Task inputs:
★ ★ ★
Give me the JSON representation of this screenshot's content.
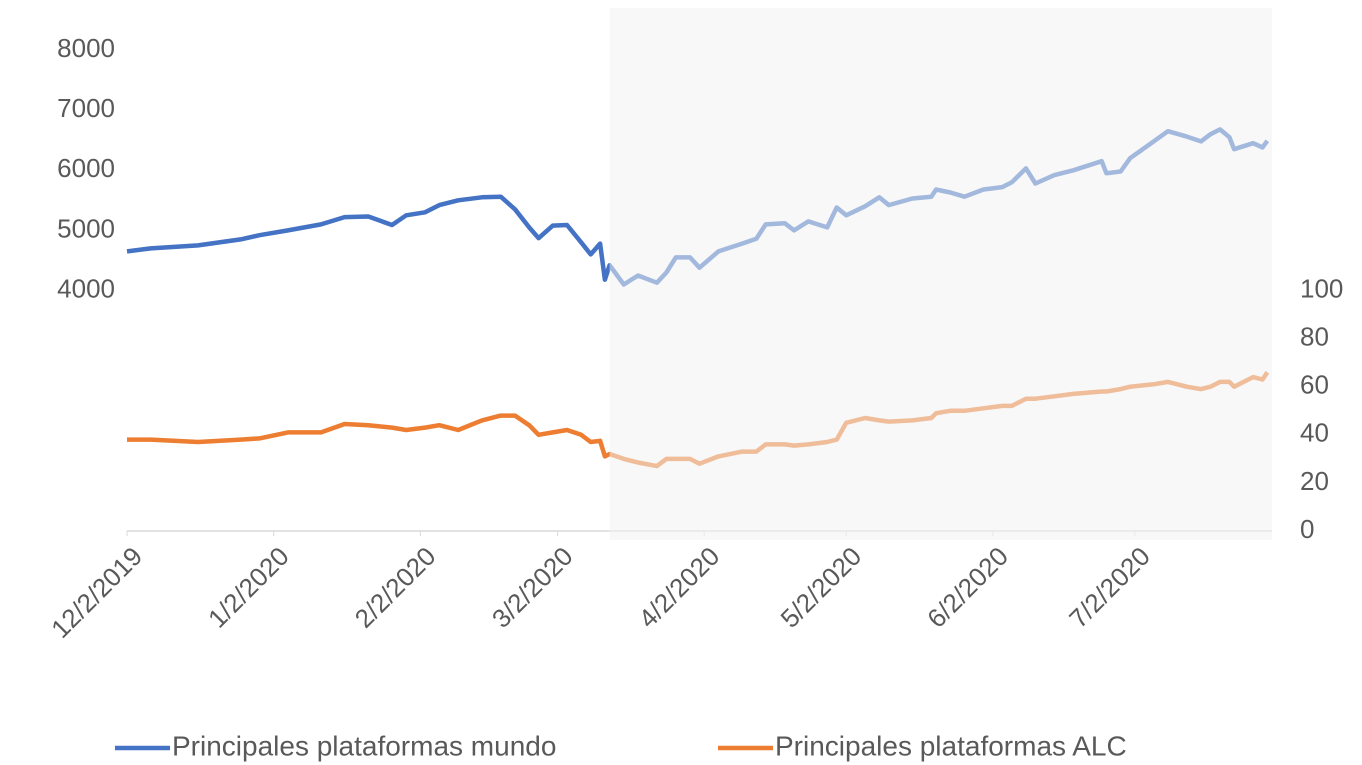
{
  "chart_data": {
    "type": "line",
    "x": [
      "12/2/2019",
      "12/7/2019",
      "12/17/2019",
      "12/26/2019",
      "12/30/2019",
      "1/5/2020",
      "1/12/2020",
      "1/17/2020",
      "1/22/2020",
      "1/27/2020",
      "1/30/2020",
      "2/3/2020",
      "2/6/2020",
      "2/10/2020",
      "2/15/2020",
      "2/19/2020",
      "2/22/2020",
      "2/25/2020",
      "2/27/2020",
      "3/1/2020",
      "3/4/2020",
      "3/7/2020",
      "3/9/2020",
      "3/11/2020",
      "3/12/2020",
      "3/13/2020",
      "3/16/2020",
      "3/19/2020",
      "3/23/2020",
      "3/25/2020",
      "3/27/2020",
      "3/30/2020",
      "4/1/2020",
      "4/5/2020",
      "4/10/2020",
      "4/13/2020",
      "4/15/2020",
      "4/19/2020",
      "4/21/2020",
      "4/24/2020",
      "4/28/2020",
      "4/30/2020",
      "5/2/2020",
      "5/6/2020",
      "5/9/2020",
      "5/11/2020",
      "5/16/2020",
      "5/20/2020",
      "5/21/2020",
      "5/24/2020",
      "5/27/2020",
      "5/31/2020",
      "6/4/2020",
      "6/6/2020",
      "6/9/2020",
      "6/11/2020",
      "6/15/2020",
      "6/19/2020",
      "6/25/2020",
      "6/26/2020",
      "6/29/2020",
      "7/1/2020",
      "7/6/2020",
      "7/9/2020",
      "7/13/2020",
      "7/16/2020",
      "7/18/2020",
      "7/20/2020",
      "7/22/2020",
      "7/23/2020",
      "7/27/2020",
      "7/29/2020",
      "7/30/2020"
    ],
    "series": [
      {
        "name": "Principales plataformas mundo",
        "color": "#4472c4",
        "values": [
          4650,
          4700,
          4750,
          4850,
          4920,
          5000,
          5100,
          5220,
          5230,
          5090,
          5250,
          5300,
          5420,
          5500,
          5550,
          5560,
          5350,
          5050,
          4870,
          5080,
          5090,
          4800,
          4600,
          4780,
          4180,
          4420,
          4100,
          4250,
          4130,
          4300,
          4550,
          4550,
          4380,
          4650,
          4780,
          4860,
          5100,
          5120,
          5000,
          5150,
          5050,
          5380,
          5250,
          5400,
          5550,
          5420,
          5530,
          5560,
          5680,
          5630,
          5560,
          5680,
          5720,
          5800,
          6030,
          5780,
          5920,
          6000,
          6150,
          5950,
          5980,
          6200,
          6480,
          6650,
          6560,
          6480,
          6600,
          6680,
          6550,
          6350,
          6450,
          6380,
          6490
        ]
      },
      {
        "name": "Principales plataformas ALC",
        "color": "#ed7d31",
        "axis": "y2",
        "values": [
          38,
          38,
          37,
          38,
          38.5,
          41,
          41,
          44.5,
          44,
          43,
          42,
          43,
          44,
          42,
          46,
          48,
          48,
          44,
          40,
          41,
          42,
          40,
          37,
          37.5,
          31,
          32,
          30,
          28.5,
          27,
          30,
          30,
          30,
          28,
          31,
          33,
          33,
          36,
          36,
          35.5,
          36,
          37,
          38,
          45,
          47,
          46,
          45.5,
          46,
          47,
          49,
          50,
          50,
          51,
          52,
          52,
          55,
          55,
          56,
          57,
          58,
          58,
          59,
          60,
          61,
          62,
          60,
          59,
          60,
          62,
          62,
          60,
          64,
          63,
          66
        ]
      }
    ],
    "xlim": [
      "12/2/2019",
      "7/31/2020"
    ],
    "xticks": [
      "12/2/2019",
      "1/2/2020",
      "2/2/2020",
      "3/2/2020",
      "4/2/2020",
      "5/2/2020",
      "6/2/2020",
      "7/2/2020"
    ],
    "ylim": [
      0,
      8000
    ],
    "yticks": [
      4000,
      5000,
      6000,
      7000,
      8000
    ],
    "y2lim": [
      0,
      200
    ],
    "y2ticks": [
      0,
      20,
      40,
      60,
      80,
      100
    ],
    "shaded_from": "3/13/2020",
    "legend": "bottom"
  }
}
★ ★ ★
Description of the task: From the entries above, copy out every line where the string "name" appears.

Reply:
        "name": "Principales plataformas mundo",
        "name": "Principales plataformas ALC",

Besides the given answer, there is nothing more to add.